> [What you have to do] Within the records, say how many lines include the word "Ukraine"; the answer should be the number and no more.

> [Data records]
-- -- --

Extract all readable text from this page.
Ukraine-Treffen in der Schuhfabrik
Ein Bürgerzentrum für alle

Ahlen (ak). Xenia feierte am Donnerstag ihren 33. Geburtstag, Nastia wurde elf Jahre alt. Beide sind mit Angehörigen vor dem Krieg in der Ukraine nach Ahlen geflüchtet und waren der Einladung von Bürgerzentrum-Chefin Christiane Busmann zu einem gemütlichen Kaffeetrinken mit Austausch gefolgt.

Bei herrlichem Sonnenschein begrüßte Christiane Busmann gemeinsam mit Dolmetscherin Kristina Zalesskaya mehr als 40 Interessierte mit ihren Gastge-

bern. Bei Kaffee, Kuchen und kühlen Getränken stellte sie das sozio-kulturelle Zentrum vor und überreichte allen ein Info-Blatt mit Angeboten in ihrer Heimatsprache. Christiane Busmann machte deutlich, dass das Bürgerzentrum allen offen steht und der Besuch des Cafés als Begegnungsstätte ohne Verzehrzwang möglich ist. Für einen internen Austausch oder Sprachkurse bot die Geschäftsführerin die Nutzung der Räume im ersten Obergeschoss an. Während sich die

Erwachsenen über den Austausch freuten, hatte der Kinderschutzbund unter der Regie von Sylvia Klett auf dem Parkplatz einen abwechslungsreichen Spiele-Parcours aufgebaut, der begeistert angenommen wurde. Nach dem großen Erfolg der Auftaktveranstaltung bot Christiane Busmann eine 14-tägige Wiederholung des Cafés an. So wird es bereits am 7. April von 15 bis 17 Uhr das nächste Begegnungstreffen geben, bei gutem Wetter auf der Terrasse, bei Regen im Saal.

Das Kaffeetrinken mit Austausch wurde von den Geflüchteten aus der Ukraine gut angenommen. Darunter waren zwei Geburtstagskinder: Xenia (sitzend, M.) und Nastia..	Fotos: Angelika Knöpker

-- -- --

> [Reply to the exercise] 3